* _Objective_: Locate the string "Japan" in the listing below. Copy every line where it is found.
::::::
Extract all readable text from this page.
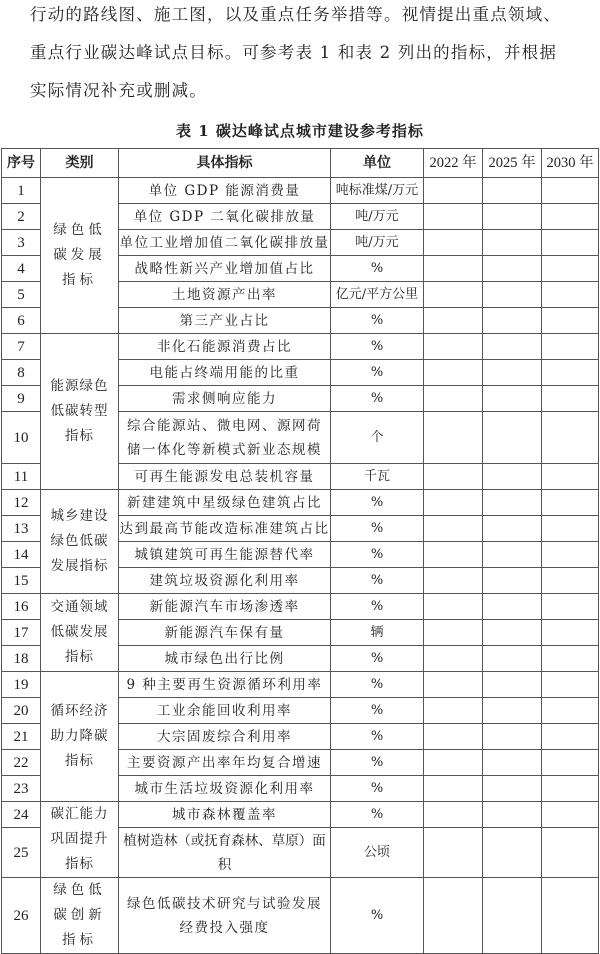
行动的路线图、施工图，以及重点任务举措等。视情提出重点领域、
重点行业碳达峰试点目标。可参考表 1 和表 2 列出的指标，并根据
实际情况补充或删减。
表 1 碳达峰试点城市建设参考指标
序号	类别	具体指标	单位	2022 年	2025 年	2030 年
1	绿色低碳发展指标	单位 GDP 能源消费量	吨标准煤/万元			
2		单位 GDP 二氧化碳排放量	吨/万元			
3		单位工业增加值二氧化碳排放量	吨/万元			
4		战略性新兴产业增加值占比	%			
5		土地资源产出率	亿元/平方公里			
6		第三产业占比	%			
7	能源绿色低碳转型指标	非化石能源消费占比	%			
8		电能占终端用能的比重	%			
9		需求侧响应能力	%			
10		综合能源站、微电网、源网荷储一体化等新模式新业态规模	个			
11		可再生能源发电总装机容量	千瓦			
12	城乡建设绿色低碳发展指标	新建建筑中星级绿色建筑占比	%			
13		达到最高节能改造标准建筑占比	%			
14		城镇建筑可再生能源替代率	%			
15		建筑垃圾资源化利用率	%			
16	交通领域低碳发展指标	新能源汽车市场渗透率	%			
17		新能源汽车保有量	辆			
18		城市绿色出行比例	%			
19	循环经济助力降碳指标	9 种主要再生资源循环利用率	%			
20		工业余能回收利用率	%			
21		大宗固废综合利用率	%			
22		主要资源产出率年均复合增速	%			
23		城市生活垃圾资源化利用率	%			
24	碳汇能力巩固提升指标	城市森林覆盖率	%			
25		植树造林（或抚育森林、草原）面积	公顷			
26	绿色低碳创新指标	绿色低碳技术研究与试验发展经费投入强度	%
::::::
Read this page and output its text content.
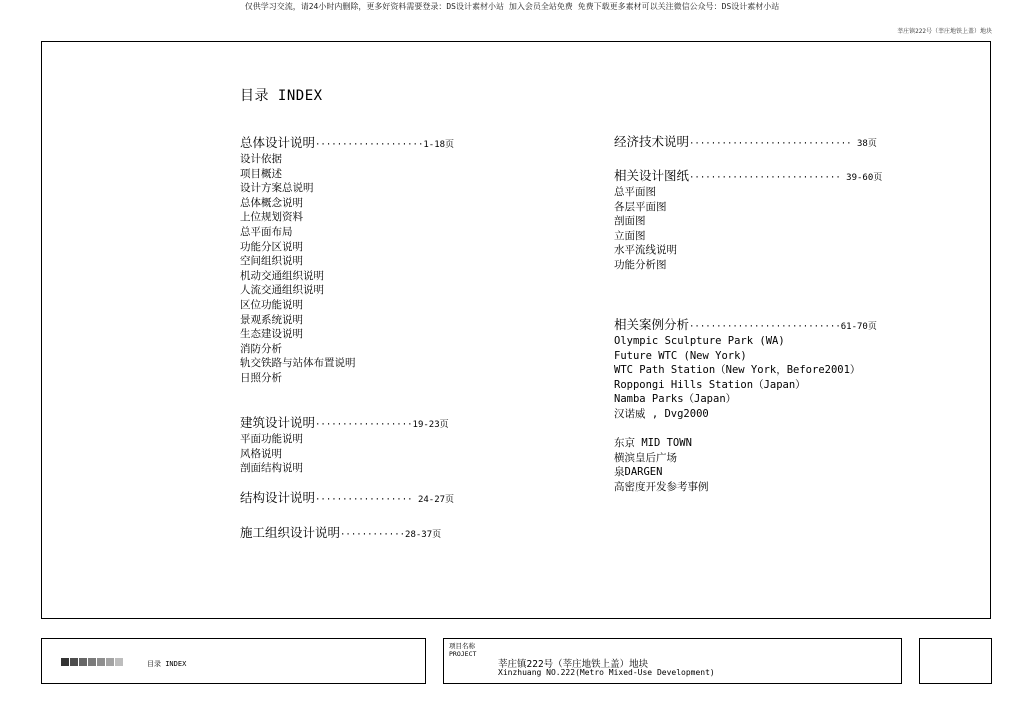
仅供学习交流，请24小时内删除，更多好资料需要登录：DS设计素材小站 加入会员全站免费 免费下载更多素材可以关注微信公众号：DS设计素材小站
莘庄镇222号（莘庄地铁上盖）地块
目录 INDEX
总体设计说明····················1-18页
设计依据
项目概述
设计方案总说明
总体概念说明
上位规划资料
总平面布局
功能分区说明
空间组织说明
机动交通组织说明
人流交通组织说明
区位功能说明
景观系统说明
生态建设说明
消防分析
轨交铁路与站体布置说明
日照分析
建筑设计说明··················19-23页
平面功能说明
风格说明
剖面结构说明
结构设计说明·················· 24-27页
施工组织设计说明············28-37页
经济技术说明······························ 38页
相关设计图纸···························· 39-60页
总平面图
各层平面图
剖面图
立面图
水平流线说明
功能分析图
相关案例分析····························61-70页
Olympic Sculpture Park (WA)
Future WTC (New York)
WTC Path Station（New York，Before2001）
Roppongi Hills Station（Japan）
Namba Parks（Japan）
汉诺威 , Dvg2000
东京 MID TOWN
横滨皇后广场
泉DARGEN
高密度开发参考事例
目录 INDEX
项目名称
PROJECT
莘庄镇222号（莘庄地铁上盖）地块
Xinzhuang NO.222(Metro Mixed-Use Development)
::::::
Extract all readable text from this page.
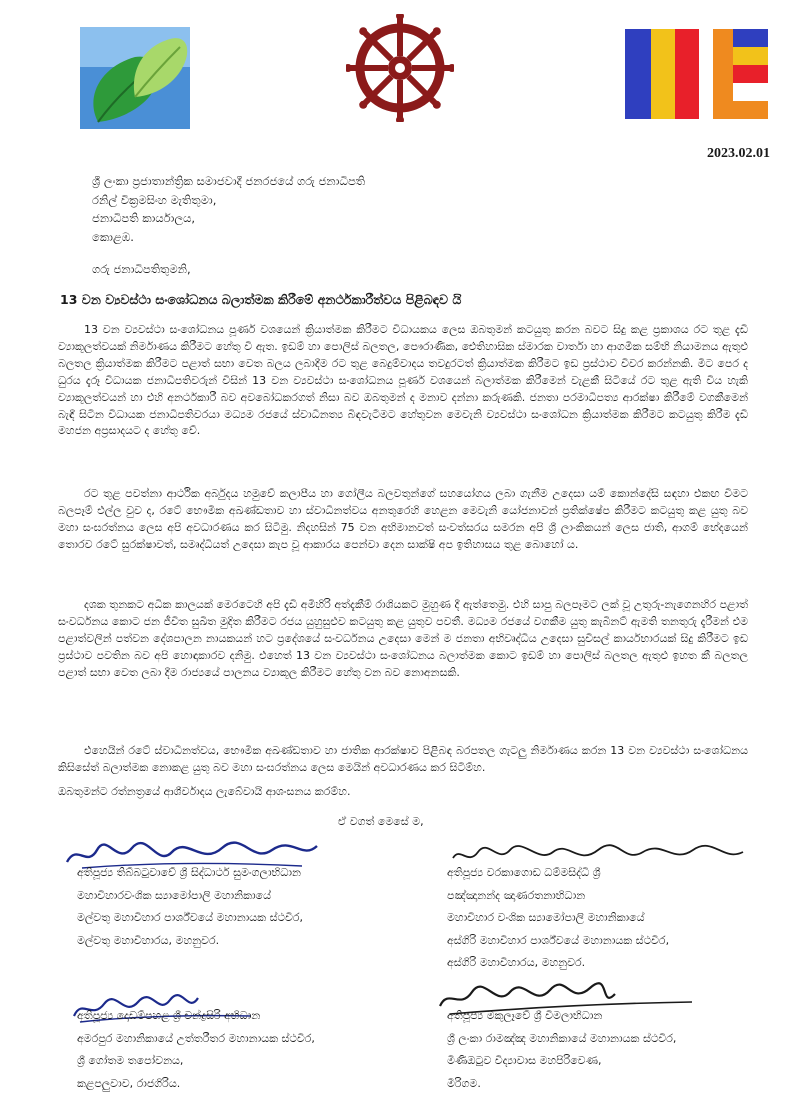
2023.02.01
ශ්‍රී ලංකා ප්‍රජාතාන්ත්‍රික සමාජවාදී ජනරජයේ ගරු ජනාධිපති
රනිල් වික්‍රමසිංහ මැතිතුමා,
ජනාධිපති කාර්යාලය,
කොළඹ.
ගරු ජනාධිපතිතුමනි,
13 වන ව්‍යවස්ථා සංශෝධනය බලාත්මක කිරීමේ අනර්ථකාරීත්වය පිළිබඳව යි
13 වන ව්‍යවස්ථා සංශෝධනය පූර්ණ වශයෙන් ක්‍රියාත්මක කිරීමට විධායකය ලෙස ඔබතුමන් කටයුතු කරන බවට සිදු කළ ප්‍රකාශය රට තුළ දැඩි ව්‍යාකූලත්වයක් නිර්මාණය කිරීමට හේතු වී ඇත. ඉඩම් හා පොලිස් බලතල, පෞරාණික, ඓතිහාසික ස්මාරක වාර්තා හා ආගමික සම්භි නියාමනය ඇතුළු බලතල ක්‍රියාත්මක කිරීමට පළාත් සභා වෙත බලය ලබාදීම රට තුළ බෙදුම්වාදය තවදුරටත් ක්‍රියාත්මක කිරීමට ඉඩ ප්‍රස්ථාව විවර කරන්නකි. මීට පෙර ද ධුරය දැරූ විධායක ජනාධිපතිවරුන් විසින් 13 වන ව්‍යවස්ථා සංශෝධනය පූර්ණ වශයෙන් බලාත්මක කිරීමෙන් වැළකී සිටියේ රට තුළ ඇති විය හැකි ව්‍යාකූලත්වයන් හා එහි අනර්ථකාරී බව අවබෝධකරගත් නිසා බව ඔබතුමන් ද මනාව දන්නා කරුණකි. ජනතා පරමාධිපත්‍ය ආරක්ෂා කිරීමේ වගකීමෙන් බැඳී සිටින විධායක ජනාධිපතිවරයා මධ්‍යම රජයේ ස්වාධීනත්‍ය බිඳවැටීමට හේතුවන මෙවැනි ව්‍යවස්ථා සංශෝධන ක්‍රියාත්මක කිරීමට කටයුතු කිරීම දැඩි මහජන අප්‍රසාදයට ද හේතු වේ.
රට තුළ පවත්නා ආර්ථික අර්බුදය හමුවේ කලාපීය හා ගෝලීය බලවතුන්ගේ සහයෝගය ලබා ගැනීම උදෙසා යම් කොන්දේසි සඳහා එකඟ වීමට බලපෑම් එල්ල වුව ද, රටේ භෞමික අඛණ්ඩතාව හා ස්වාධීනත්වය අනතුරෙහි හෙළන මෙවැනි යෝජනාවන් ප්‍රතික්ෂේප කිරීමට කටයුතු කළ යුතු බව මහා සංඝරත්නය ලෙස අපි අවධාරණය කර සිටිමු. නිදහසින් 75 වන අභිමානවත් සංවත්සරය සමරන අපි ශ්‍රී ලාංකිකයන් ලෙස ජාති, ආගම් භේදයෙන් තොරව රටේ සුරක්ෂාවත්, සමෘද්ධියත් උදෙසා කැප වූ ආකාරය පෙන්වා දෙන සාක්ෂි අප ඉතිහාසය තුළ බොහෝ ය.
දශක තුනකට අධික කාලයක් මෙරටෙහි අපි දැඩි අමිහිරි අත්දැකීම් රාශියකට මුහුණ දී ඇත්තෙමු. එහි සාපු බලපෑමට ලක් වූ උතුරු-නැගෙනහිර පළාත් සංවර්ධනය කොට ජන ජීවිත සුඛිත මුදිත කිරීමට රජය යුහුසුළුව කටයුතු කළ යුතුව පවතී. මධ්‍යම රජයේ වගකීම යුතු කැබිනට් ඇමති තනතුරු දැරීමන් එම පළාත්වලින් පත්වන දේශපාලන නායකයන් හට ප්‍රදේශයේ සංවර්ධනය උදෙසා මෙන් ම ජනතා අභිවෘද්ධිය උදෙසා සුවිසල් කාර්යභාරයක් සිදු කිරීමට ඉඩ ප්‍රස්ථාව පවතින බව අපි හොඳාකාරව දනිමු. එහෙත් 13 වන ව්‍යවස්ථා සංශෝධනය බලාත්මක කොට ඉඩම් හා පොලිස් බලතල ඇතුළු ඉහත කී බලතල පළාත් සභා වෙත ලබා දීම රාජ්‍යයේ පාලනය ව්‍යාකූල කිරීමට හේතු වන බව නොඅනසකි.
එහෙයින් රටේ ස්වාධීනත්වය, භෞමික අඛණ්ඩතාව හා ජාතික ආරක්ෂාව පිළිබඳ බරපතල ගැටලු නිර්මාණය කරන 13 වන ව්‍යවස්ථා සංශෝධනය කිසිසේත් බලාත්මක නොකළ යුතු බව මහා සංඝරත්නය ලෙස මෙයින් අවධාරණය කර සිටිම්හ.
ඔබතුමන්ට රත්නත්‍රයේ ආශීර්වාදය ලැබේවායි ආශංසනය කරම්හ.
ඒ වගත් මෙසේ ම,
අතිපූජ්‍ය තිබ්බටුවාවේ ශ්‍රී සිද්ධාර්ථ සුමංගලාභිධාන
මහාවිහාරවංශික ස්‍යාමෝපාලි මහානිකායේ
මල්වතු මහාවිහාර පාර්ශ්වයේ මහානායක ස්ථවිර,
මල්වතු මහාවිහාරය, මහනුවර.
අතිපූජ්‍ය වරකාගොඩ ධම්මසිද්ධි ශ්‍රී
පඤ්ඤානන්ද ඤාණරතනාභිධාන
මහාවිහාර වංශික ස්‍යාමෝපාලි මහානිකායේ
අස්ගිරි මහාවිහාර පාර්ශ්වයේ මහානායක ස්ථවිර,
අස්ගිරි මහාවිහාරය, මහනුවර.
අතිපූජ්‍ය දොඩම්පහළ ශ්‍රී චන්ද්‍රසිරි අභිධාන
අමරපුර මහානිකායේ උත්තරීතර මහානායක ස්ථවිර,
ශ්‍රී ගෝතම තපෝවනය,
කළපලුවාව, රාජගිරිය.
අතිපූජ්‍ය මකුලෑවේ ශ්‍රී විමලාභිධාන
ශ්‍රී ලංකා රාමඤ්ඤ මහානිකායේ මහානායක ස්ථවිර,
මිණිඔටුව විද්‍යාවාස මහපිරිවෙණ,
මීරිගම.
::::::
* _Response to the exercise_:
Roppongi Hills Station（Japan）
Namba Parks（Japan）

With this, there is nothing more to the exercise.